» **Exercise task**
Transcribe every entry word for word, leaving out all images.

━━ Material supplied ━━

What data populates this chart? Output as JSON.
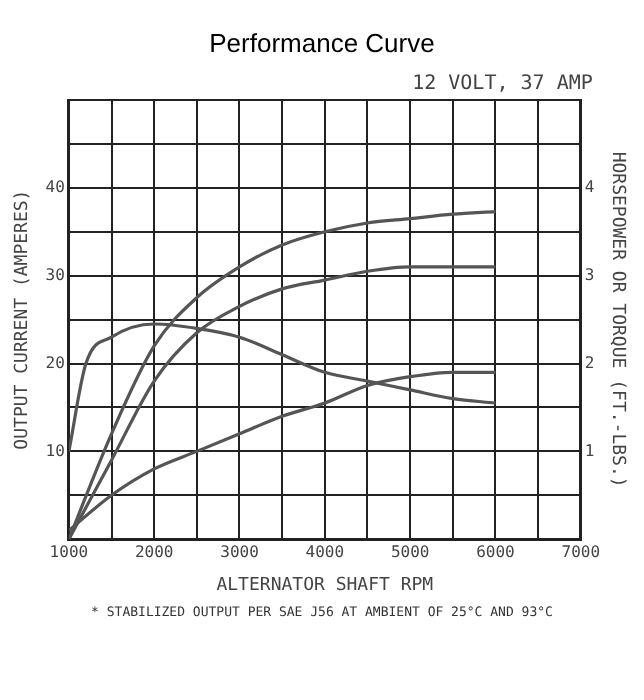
{
  "chart_data": {
    "type": "line",
    "title": "Performance Curve",
    "subtitle": "12 VOLT, 37 AMP",
    "xlabel": "ALTERNATOR SHAFT RPM",
    "ylabel": "OUTPUT CURRENT (AMPERES)",
    "y2label": "HORSEPOWER OR TORQUE (FT.-LBS.)",
    "annotations": [
      "* STABILIZED OUTPUT PER SAE J56 AT AMBIENT OF 25°C AND 93°C"
    ],
    "x": [
      1000,
      1500,
      2000,
      2500,
      3000,
      3500,
      4000,
      4500,
      5000,
      5500,
      6000
    ],
    "series": [
      {
        "color": "#555555",
        "values": [
          0,
          12,
          22,
          27.5,
          31,
          33.5,
          35,
          36,
          36.5,
          37,
          37.3
        ]
      },
      {
        "color": "#555555",
        "values": [
          0,
          9,
          18,
          23.5,
          26.5,
          28.5,
          29.5,
          30.5,
          31,
          31,
          31
        ]
      },
      {
        "color": "#555555",
        "axis": "y2",
        "values": [
          0.1,
          0.5,
          0.8,
          1.0,
          1.2,
          1.4,
          1.55,
          1.75,
          1.85,
          1.9,
          1.9
        ]
      },
      {
        "color": "#555555",
        "axis": "y2",
        "x": [
          1000,
          1200,
          1500,
          2000,
          2500,
          3000,
          3500,
          4000,
          4500,
          5000,
          5500,
          6000
        ],
        "values": [
          1.0,
          2.0,
          2.3,
          2.45,
          2.4,
          2.3,
          2.1,
          1.9,
          1.8,
          1.7,
          1.6,
          1.55
        ]
      }
    ],
    "xlim": [
      1000,
      7000
    ],
    "xticks": [
      1000,
      {
        "value": 1500,
        "label": null
      },
      2000,
      {
        "value": 2500,
        "label": null
      },
      3000,
      {
        "value": 3500,
        "label": null
      },
      4000,
      {
        "value": 4500,
        "label": null
      },
      5000,
      {
        "value": 5500,
        "label": null
      },
      6000,
      {
        "value": 6500,
        "label": null
      },
      7000
    ],
    "ylim": [
      0,
      50
    ],
    "yticks": [
      {
        "value": 0,
        "label": null
      },
      {
        "value": 5,
        "label": null
      },
      10,
      {
        "value": 15,
        "label": null
      },
      20,
      {
        "value": 25,
        "label": null
      },
      30,
      {
        "value": 35,
        "label": null
      },
      40,
      {
        "value": 45,
        "label": null
      },
      {
        "value": 50,
        "label": null
      }
    ],
    "y2lim": [
      0,
      5
    ],
    "y2ticks": [
      1,
      2,
      3,
      4
    ],
    "grid": true,
    "legend": false,
    "marker": "none",
    "line_style": "solid"
  }
}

━━━

» **Final result**
What data populates this chart? Output as JSON.
{
  "chart_data": {
    "type": "line",
    "title": "Performance Curve",
    "subtitle": "12 VOLT, 37 AMP",
    "xlabel": "ALTERNATOR SHAFT RPM",
    "ylabel": "OUTPUT CURRENT (AMPERES)",
    "y2label": "HORSEPOWER OR TORQUE (FT.-LBS.)",
    "annotations": [
      "* STABILIZED OUTPUT PER SAE J56 AT AMBIENT OF 25°C AND 93°C"
    ],
    "x": [
      1000,
      1500,
      2000,
      2500,
      3000,
      3500,
      4000,
      4500,
      5000,
      5500,
      6000
    ],
    "series": [
      {
        "color": "#555555",
        "values": [
          0,
          12,
          22,
          27.5,
          31,
          33.5,
          35,
          36,
          36.5,
          37,
          37.3
        ]
      },
      {
        "color": "#555555",
        "values": [
          0,
          9,
          18,
          23.5,
          26.5,
          28.5,
          29.5,
          30.5,
          31,
          31,
          31
        ]
      },
      {
        "color": "#555555",
        "axis": "y2",
        "values": [
          0.1,
          0.5,
          0.8,
          1.0,
          1.2,
          1.4,
          1.55,
          1.75,
          1.85,
          1.9,
          1.9
        ]
      },
      {
        "color": "#555555",
        "axis": "y2",
        "x": [
          1000,
          1200,
          1500,
          2000,
          2500,
          3000,
          3500,
          4000,
          4500,
          5000,
          5500,
          6000
        ],
        "values": [
          1.0,
          2.0,
          2.3,
          2.45,
          2.4,
          2.3,
          2.1,
          1.9,
          1.8,
          1.7,
          1.6,
          1.55
        ]
      }
    ],
    "xlim": [
      1000,
      7000
    ],
    "xticks": [
      1000,
      {
        "value": 1500,
        "label": null
      },
      2000,
      {
        "value": 2500,
        "label": null
      },
      3000,
      {
        "value": 3500,
        "label": null
      },
      4000,
      {
        "value": 4500,
        "label": null
      },
      5000,
      {
        "value": 5500,
        "label": null
      },
      6000,
      {
        "value": 6500,
        "label": null
      },
      7000
    ],
    "ylim": [
      0,
      50
    ],
    "yticks": [
      {
        "value": 0,
        "label": null
      },
      {
        "value": 5,
        "label": null
      },
      10,
      {
        "value": 15,
        "label": null
      },
      20,
      {
        "value": 25,
        "label": null
      },
      30,
      {
        "value": 35,
        "label": null
      },
      40,
      {
        "value": 45,
        "label": null
      },
      {
        "value": 50,
        "label": null
      }
    ],
    "y2lim": [
      0,
      5
    ],
    "y2ticks": [
      1,
      2,
      3,
      4
    ],
    "grid": true,
    "legend": false,
    "marker": "none",
    "line_style": "solid"
  }
}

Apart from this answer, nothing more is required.